→ **Required work**
Which lines have the string "Geschlossene"? Copy all of them from the entries below.

→ **Records to use**
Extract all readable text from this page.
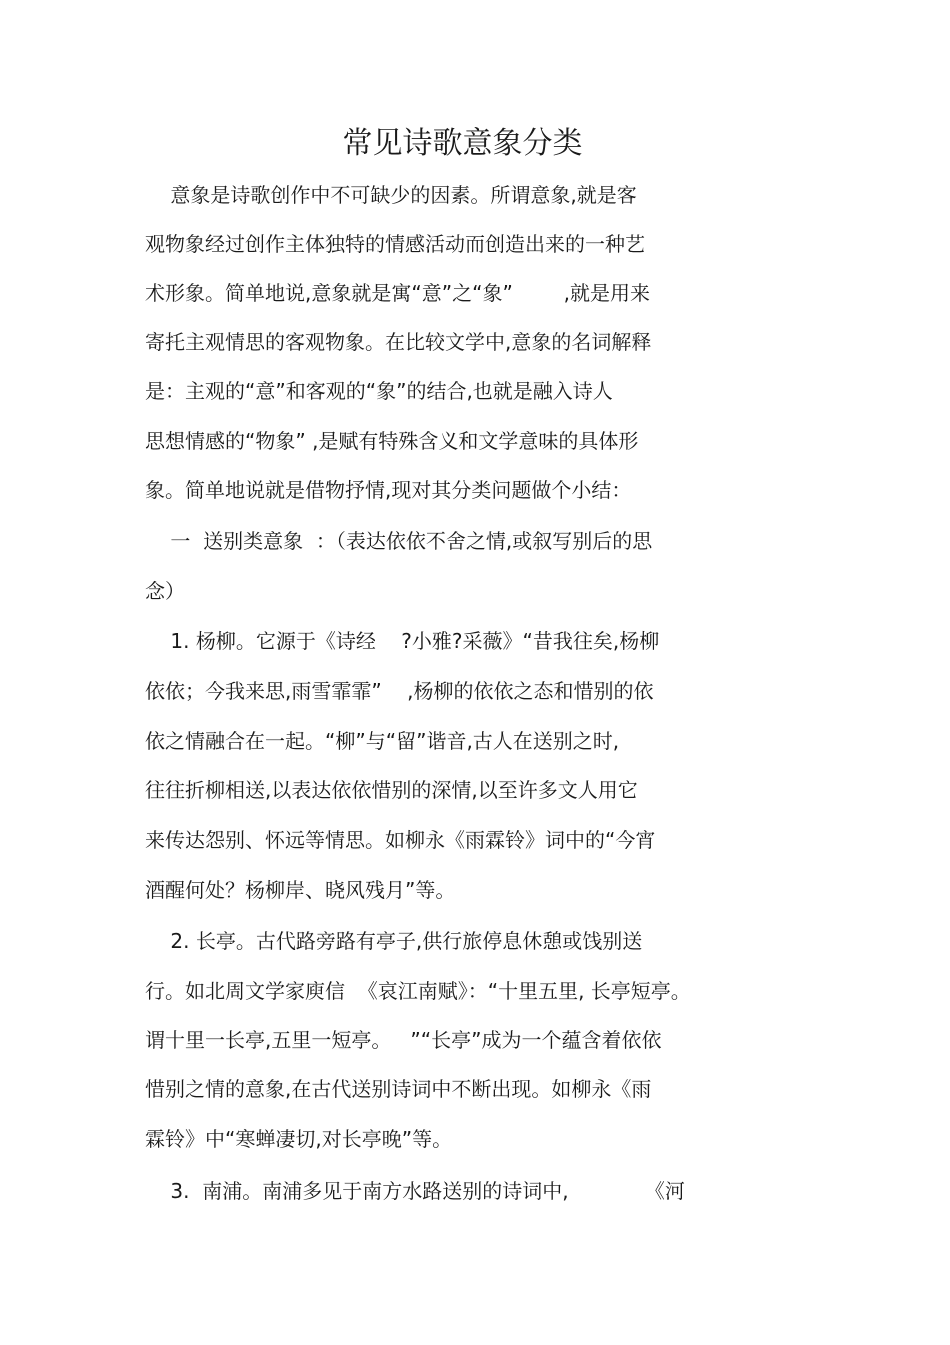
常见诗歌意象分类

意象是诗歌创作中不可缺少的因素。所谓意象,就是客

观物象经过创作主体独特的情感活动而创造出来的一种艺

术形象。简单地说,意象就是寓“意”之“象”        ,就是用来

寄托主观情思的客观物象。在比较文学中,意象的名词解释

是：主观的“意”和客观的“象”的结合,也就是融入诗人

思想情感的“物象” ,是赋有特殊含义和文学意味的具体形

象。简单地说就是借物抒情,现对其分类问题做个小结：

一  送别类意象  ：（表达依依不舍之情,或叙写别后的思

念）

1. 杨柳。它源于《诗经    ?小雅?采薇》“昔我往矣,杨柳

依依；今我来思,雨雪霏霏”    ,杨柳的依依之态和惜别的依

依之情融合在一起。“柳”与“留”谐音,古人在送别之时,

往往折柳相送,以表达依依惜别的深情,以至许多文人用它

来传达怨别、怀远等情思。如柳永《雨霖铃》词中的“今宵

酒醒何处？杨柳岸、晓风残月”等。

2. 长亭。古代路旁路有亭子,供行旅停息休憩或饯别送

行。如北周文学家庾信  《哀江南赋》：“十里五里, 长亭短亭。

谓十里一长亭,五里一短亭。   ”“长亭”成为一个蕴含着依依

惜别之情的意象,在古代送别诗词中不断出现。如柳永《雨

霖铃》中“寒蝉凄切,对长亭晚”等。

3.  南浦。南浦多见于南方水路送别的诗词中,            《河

--

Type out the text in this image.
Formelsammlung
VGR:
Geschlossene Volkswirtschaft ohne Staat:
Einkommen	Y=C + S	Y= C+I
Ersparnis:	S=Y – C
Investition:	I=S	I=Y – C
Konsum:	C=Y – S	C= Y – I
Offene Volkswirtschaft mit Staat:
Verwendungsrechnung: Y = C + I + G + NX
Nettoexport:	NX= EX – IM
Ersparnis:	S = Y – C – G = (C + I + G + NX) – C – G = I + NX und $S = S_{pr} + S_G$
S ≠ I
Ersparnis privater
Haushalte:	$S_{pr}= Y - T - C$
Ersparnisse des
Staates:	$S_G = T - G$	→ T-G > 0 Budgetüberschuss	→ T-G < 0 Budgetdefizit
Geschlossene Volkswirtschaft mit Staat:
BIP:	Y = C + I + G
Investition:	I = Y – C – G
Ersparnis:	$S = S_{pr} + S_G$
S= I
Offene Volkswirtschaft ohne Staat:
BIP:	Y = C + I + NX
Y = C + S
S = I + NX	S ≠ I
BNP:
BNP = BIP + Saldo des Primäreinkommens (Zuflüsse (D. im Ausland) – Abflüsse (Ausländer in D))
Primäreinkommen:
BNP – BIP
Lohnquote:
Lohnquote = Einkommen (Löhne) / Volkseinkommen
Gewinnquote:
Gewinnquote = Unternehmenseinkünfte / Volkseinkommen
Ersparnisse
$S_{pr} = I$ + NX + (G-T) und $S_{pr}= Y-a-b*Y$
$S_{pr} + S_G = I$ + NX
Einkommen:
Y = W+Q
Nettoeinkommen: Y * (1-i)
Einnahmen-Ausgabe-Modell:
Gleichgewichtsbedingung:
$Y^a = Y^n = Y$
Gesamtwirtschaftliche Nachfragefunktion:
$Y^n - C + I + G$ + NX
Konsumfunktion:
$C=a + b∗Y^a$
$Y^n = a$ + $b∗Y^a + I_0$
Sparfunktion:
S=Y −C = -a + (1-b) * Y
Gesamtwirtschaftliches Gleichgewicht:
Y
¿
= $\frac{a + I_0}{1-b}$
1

→ **Solution to this exercise**
Geschlossene Volkswirtschaft ohne Staat:
Geschlossene Volkswirtschaft mit Staat:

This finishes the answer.